Stored entries
--- START ---
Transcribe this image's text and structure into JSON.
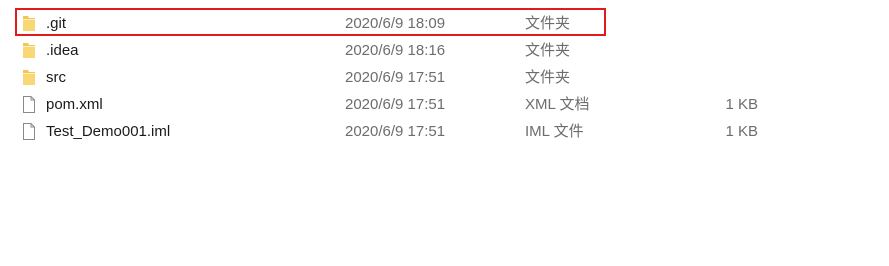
{
  "files": [
    {
      "name": ".git",
      "modified": "2020/6/9 18:09",
      "type": "文件夹",
      "size": "",
      "icon": "folder-icon"
    },
    {
      "name": ".idea",
      "modified": "2020/6/9 18:16",
      "type": "文件夹",
      "size": "",
      "icon": "folder-icon"
    },
    {
      "name": "src",
      "modified": "2020/6/9 17:51",
      "type": "文件夹",
      "size": "",
      "icon": "folder-icon"
    },
    {
      "name": "pom.xml",
      "modified": "2020/6/9 17:51",
      "type": "XML 文档",
      "size": "1 KB",
      "icon": "file-icon"
    },
    {
      "name": "Test_Demo001.iml",
      "modified": "2020/6/9 17:51",
      "type": "IML 文件",
      "size": "1 KB",
      "icon": "file-icon"
    }
  ],
  "colors": {
    "folder": "#f6c64f",
    "highlight": "#e11a1a"
  }
}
--- END ---
Goal
Extract every line above that contains the word "name".

Written reply
      "name": ".git",
      "name": ".idea",
      "name": "src",
      "name": "pom.xml",
      "name": "Test_Demo001.iml",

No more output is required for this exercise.